===== RECORDS FOR THIS EXERCISE
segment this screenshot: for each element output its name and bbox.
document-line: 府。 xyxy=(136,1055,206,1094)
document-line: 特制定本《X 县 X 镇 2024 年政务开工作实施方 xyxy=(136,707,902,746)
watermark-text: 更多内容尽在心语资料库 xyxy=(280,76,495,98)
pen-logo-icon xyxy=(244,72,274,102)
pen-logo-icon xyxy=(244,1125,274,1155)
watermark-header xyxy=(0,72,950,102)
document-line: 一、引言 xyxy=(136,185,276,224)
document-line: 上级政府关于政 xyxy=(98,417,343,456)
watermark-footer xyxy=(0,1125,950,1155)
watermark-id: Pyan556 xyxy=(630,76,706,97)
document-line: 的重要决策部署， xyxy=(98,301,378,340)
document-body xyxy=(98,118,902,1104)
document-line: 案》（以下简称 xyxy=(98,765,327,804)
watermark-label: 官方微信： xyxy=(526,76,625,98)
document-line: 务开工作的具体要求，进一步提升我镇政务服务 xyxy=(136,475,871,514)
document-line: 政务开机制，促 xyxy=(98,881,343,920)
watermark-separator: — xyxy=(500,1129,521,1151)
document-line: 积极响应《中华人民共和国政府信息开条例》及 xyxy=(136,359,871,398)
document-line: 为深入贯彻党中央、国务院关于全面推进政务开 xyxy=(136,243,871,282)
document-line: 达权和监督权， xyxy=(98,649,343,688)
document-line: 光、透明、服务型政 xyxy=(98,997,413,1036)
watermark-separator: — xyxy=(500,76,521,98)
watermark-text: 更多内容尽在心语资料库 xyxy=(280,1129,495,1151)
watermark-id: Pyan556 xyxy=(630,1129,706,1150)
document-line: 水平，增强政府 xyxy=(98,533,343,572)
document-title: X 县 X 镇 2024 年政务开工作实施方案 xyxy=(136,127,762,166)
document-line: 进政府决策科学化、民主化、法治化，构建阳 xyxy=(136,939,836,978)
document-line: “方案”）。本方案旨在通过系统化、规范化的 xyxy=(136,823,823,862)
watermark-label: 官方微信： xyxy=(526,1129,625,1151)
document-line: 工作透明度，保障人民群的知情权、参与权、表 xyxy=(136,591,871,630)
==========
===== RECORDS FOR THIS EXERCISE
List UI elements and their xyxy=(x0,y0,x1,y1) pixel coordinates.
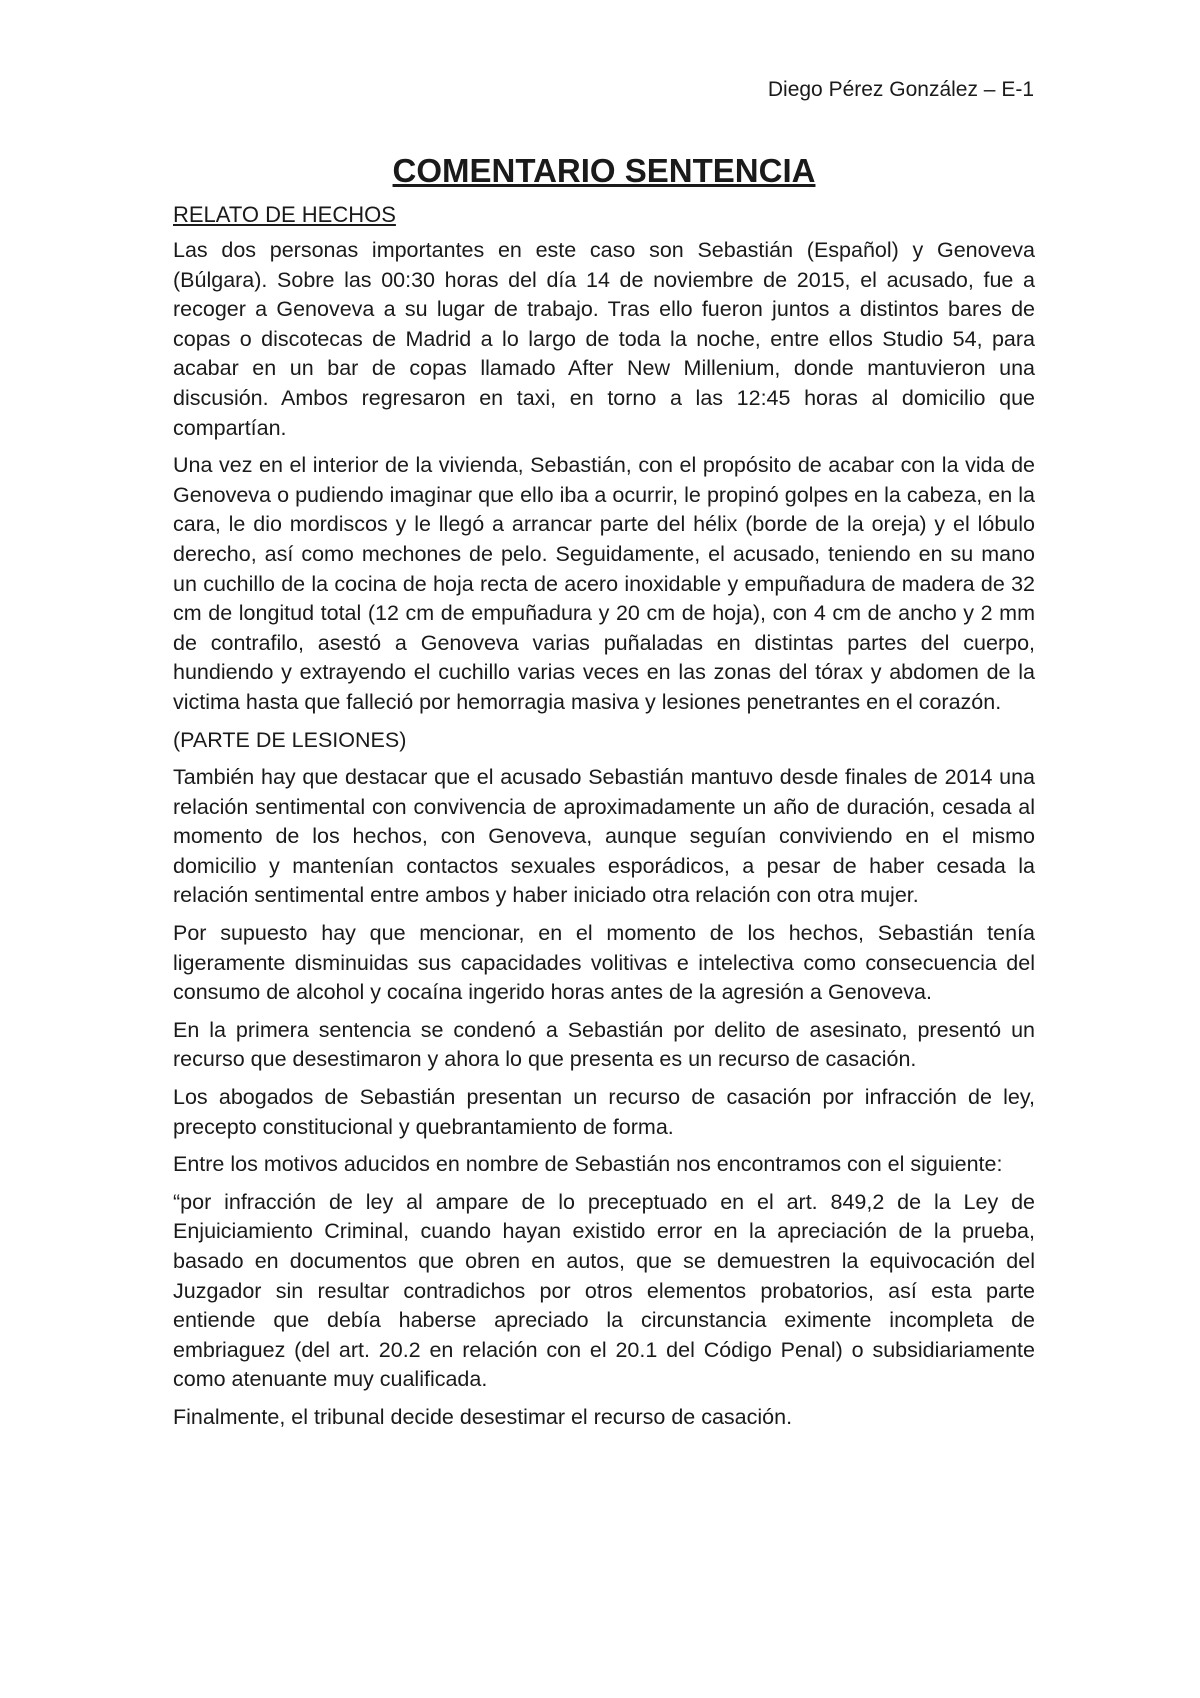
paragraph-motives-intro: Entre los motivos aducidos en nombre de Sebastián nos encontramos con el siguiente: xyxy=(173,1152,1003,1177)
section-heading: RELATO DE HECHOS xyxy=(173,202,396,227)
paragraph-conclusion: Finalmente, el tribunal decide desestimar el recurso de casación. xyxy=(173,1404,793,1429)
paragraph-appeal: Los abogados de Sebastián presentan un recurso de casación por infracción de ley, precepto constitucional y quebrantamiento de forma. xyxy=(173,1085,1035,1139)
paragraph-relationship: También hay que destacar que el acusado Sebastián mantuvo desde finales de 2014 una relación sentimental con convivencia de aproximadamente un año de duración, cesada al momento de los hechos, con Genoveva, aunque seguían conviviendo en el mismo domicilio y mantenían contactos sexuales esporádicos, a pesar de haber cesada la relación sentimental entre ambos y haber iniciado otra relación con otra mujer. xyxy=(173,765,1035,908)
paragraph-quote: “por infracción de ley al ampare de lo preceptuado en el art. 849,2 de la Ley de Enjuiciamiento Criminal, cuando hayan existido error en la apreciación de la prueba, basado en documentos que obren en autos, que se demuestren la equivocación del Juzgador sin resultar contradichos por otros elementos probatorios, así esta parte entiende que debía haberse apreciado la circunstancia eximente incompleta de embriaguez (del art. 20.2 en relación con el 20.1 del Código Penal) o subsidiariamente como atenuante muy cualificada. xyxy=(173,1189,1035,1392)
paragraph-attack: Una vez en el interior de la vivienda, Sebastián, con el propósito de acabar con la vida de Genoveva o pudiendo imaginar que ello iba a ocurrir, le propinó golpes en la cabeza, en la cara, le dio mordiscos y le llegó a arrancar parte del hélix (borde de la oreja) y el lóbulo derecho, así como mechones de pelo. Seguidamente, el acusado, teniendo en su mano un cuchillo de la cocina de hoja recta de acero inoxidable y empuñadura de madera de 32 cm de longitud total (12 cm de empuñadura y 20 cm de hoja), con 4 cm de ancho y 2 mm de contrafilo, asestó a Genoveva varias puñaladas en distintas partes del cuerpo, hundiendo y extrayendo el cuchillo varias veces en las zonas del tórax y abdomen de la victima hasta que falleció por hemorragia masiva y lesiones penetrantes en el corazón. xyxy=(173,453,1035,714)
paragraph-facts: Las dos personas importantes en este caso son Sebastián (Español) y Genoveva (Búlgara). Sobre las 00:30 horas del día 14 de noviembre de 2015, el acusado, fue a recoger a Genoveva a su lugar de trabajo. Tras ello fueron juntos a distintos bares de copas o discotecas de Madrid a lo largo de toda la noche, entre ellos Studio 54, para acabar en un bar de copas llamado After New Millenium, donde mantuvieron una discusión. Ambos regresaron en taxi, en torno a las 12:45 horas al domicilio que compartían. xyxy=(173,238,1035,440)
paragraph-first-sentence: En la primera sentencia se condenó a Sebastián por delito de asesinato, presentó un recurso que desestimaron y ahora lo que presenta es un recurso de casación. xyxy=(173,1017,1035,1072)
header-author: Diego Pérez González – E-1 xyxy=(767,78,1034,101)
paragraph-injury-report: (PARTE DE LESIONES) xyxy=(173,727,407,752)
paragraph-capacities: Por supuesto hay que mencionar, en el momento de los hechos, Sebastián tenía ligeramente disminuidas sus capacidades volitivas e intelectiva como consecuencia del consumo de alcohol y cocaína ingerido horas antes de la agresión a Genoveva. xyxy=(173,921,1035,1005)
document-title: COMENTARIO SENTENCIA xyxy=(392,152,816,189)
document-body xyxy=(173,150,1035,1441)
==========
===== RECORDS FOR THIS EXERCISE
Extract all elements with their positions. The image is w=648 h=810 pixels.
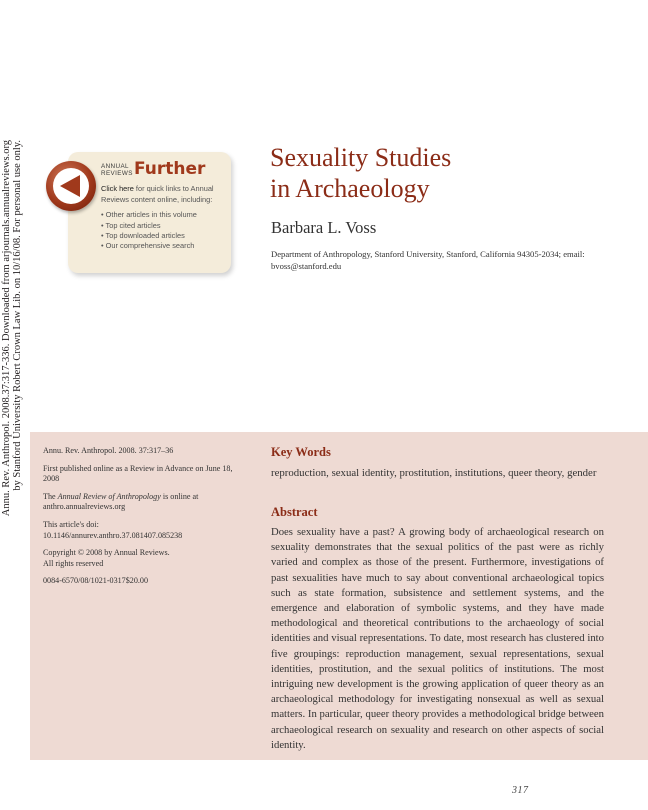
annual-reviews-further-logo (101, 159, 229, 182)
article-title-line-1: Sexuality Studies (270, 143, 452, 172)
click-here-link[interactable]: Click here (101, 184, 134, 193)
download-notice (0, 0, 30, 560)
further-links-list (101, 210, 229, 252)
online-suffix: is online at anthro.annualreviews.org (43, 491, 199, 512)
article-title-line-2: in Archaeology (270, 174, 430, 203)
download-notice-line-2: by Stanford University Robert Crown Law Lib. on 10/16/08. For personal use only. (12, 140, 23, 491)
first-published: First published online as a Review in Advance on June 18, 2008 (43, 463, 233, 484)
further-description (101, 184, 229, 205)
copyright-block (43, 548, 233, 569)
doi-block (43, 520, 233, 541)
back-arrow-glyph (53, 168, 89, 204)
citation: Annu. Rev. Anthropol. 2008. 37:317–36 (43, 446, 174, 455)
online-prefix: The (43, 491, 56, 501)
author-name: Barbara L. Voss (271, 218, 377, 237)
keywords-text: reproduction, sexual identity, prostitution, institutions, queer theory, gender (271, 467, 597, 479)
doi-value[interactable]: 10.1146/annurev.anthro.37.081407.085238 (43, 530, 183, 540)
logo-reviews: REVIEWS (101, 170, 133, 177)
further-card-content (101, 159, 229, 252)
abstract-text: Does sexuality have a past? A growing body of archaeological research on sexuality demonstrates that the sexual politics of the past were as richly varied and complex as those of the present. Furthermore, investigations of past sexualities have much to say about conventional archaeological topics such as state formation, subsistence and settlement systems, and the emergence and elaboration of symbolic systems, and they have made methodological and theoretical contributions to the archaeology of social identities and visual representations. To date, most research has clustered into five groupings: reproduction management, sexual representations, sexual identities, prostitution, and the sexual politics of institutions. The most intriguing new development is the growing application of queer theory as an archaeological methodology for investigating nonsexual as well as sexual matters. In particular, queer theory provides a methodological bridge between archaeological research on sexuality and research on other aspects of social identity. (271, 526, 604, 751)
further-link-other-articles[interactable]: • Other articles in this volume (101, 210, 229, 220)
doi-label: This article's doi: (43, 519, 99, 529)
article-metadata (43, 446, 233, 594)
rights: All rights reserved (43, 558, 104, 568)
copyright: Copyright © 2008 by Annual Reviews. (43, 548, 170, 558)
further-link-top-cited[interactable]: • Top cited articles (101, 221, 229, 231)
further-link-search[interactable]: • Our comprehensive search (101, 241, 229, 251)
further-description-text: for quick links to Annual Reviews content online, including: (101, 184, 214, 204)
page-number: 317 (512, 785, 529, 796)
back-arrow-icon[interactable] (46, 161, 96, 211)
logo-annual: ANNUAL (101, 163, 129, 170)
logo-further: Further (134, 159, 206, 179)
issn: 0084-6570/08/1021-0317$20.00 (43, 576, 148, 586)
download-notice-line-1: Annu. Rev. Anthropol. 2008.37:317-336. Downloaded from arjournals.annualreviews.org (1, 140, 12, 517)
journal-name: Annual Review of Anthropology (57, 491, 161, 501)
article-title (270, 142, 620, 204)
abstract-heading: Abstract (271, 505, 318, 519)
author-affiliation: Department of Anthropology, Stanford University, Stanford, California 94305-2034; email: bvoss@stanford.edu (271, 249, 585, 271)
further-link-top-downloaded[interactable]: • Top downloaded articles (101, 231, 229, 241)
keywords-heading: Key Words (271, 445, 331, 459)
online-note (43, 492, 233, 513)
==========
YOUR GOAL.
Starting with the item that contains "annual-reviews-further-logo (101, 159, 229, 182)" and going on through the item that contains "online-suffix: is online", rewrite those items with "Sexuality Studies" changed to "Gender Studies" and nothing else altered.

THE SOLUTION.
annual-reviews-further-logo (101, 159, 229, 182)
article-title-line-1: Gender Studies (270, 143, 452, 172)
click-here-link[interactable]: Click here (101, 184, 134, 193)
download-notice (0, 0, 30, 560)
further-links-list (101, 210, 229, 252)
online-suffix: is online at anthro.annualreviews.org (43, 491, 199, 512)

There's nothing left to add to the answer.